WHAT TO WORK ON:
Would you transcribe all of the data exactly, down to the last character?
[start DATA IN THIS EXERCISE]
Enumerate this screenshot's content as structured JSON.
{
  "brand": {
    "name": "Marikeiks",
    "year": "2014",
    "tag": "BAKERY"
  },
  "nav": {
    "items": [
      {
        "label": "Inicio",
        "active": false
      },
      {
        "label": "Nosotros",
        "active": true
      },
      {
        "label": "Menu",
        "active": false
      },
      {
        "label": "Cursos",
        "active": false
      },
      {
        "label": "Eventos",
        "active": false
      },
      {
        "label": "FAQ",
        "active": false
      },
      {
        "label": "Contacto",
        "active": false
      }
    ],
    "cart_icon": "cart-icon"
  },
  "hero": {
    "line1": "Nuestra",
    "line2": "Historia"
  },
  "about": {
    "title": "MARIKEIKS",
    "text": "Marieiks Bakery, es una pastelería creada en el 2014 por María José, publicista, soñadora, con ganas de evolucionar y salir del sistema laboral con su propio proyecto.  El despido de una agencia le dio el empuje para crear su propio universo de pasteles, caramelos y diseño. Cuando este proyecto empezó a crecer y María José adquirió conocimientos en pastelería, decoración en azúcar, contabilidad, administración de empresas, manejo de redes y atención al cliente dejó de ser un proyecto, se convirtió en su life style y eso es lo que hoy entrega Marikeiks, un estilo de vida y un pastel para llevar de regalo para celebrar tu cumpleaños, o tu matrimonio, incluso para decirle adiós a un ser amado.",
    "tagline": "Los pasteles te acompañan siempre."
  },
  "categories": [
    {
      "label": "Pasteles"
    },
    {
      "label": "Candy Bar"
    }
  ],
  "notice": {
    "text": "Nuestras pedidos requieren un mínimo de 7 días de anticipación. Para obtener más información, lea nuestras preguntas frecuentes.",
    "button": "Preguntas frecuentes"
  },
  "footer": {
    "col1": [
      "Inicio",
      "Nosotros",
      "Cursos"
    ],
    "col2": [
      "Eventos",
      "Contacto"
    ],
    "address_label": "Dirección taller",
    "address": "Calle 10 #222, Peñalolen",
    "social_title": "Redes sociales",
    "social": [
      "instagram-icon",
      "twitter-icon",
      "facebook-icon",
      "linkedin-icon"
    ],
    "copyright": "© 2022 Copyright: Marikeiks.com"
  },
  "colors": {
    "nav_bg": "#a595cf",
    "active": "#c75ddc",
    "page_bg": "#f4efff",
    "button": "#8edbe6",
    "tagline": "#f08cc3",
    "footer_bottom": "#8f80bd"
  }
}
[end DATA IN THIS EXERCISE]
ANSWER TO THE TASK:
Enumerate this screenshot's content as structured JSON.
{
  "brand": {
    "name": "Marikeiks",
    "year": "2014",
    "tag": "BAKERY"
  },
  "nav": {
    "items": [
      {
        "label": "Inicio",
        "active": false
      },
      {
        "label": "Nosotros",
        "active": true
      },
      {
        "label": "Menu",
        "active": false
      },
      {
        "label": "Cursos",
        "active": false
      },
      {
        "label": "Eventos",
        "active": false
      },
      {
        "label": "FAQ",
        "active": false
      },
      {
        "label": "Contacto",
        "active": false
      }
    ],
    "cart_icon": "cart-icon"
  },
  "hero": {
    "line1": "Nuestra",
    "line2": "Historia"
  },
  "about": {
    "title": "MARIKEIKS",
    "text": "Marieiks Bakery, es una pastelería creada en el 2014 por María José, publicista, soñadora, con ganas de evolucionar y salir del sistema laboral con su propio proyecto.  El despido de una agencia le dio el empuje para crear su propio universo de pasteles, caramelos y diseño. Cuando este proyecto empezó a crecer y María José adquirió conocimientos en pastelería, decoración en azúcar, contabilidad, administración de empresas, manejo de redes y atención al cliente dejó de ser un proyecto, se convirtió en su life style y eso es lo que hoy entrega Marikeiks, un estilo de vida y un pastel para llevar de regalo para celebrar tu cumpleaños, o tu matrimonio, incluso para decirle adiós a un ser amado.",
    "tagline": "Los pasteles te acompañan siempre."
  },
  "categories": [
    {
      "label": "Pasteles"
    },
    {
      "label": "Candy Bar"
    }
  ],
  "notice": {
    "text": "Nuestras pedidos requieren un mínimo de 7 días de anticipación. Para obtener más información, lea nuestras preguntas frecuentes.",
    "button": "Preguntas frecuentes"
  },
  "footer": {
    "col1": [
      "Inicio",
      "Nosotros",
      "Cursos"
    ],
    "col2": [
      "Eventos",
      "Contacto"
    ],
    "address_label": "Dirección taller",
    "address": "Calle 10 #222, Peñalolen",
    "social_title": "Redes sociales",
    "social": [
      "instagram-icon",
      "twitter-icon",
      "facebook-icon",
      "linkedin-icon"
    ],
    "copyright": "© 2022 Copyright: Marikeiks.com"
  },
  "colors": {
    "nav_bg": "#a595cf",
    "active": "#c75ddc",
    "page_bg": "#f4efff",
    "button": "#8edbe6",
    "tagline": "#f08cc3",
    "footer_bottom": "#8f80bd"
  }
}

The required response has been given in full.